What the exercise asks: Extract every record, exactly as written, and ignore the pictures.

Source data:
--------------------------------
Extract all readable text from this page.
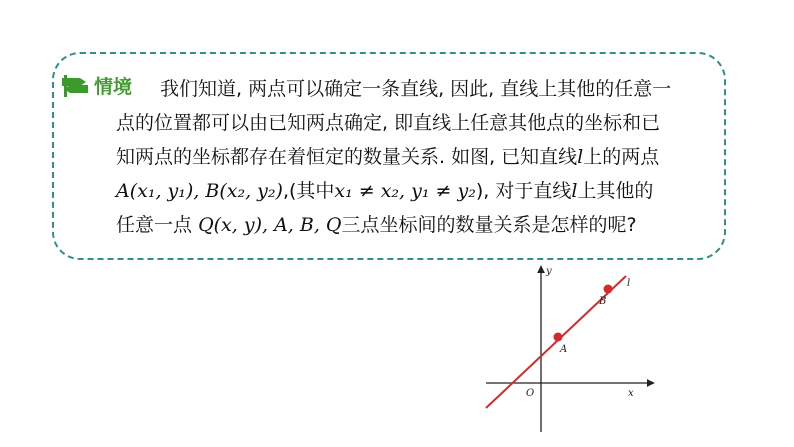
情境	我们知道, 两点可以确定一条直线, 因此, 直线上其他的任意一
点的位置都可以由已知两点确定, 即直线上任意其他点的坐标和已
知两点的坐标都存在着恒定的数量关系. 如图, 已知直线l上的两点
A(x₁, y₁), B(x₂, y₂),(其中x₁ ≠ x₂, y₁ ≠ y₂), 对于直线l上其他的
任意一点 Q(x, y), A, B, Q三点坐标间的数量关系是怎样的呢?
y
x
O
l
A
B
--------------------------------
Response to the exercise:
Extract all readable text from this page.
情境	我们知道, 两点可以确定一条直线, 因此, 直线上其他的任意一
点的位置都可以由已知两点确定, 即直线上任意其他点的坐标和已
知两点的坐标都存在着恒定的数量关系. 如图, 已知直线l上的两点
A(x₁, y₁), B(x₂, y₂),(其中x₁ ≠ x₂, y₁ ≠ y₂), 对于直线l上其他的
任意一点 Q(x, y), A, B, Q三点坐标间的数量关系是怎样的呢?
y
x
O
l
A
B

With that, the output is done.